Retype the whole listing, please, keeping every line exact and dropping the pictures.
================
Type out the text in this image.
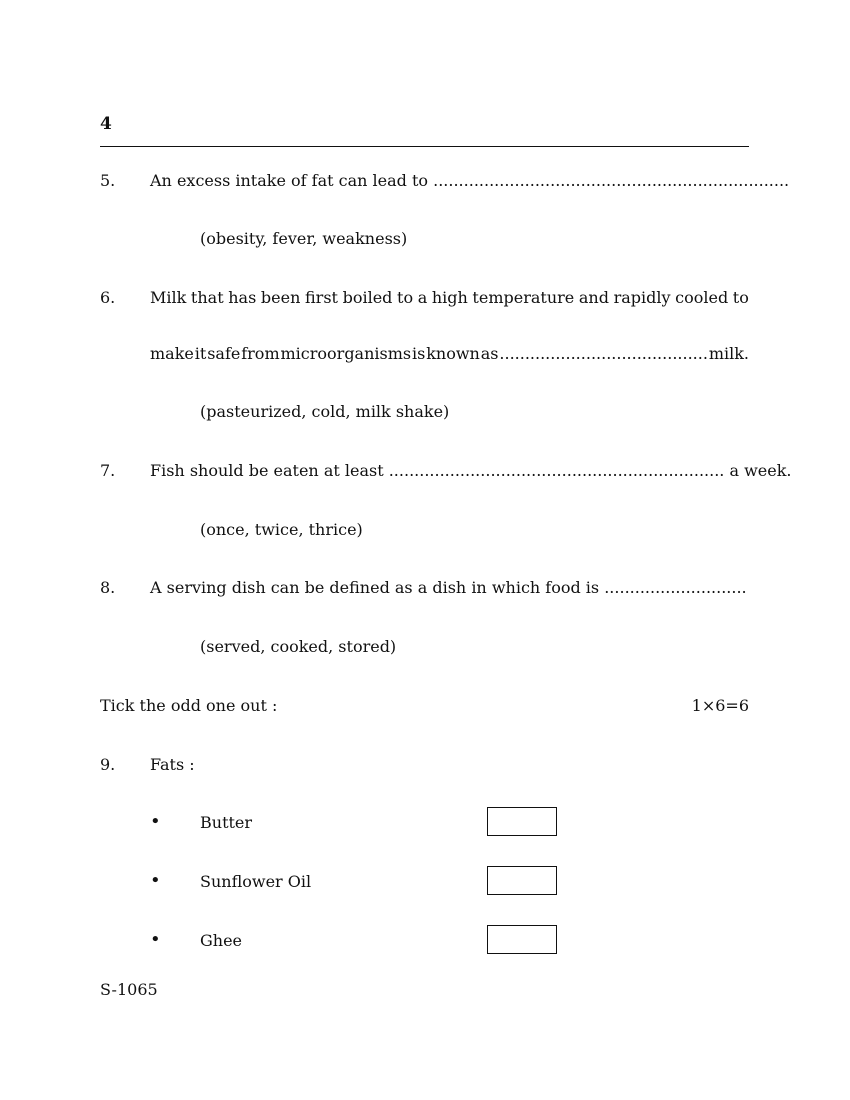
4
5. An excess intake of fat can lead to ......................................................................
(obesity, fever, weakness)
6. Milk that has been first boiled to a high temperature and rapidly cooled to
make it safe from microorganisms is known as ......................................... milk.
(pasteurized, cold, milk shake)
7. Fish should be eaten at least .................................................................. a week.
(once, twice, thrice)
8. A serving dish can be defined as a dish in which food is ............................
(served, cooked, stored)
Tick the odd one out :	1×6=6
9. Fats :
• Butter
• Sunflower Oil
• Ghee
S-1065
================
RESULT:
Type out the text in this image.
4
5. An excess intake of fat can lead to ......................................................................
(obesity, fever, weakness)
6. Milk that has been first boiled to a high temperature and rapidly cooled to
make it safe from microorganisms is known as ......................................... milk.
(pasteurized, cold, milk shake)
7. Fish should be eaten at least .................................................................. a week.
(once, twice, thrice)
8. A serving dish can be defined as a dish in which food is ............................
(served, cooked, stored)
Tick the odd one out :	1×6=6
9. Fats :
• Butter
• Sunflower Oil
• Ghee
S-1065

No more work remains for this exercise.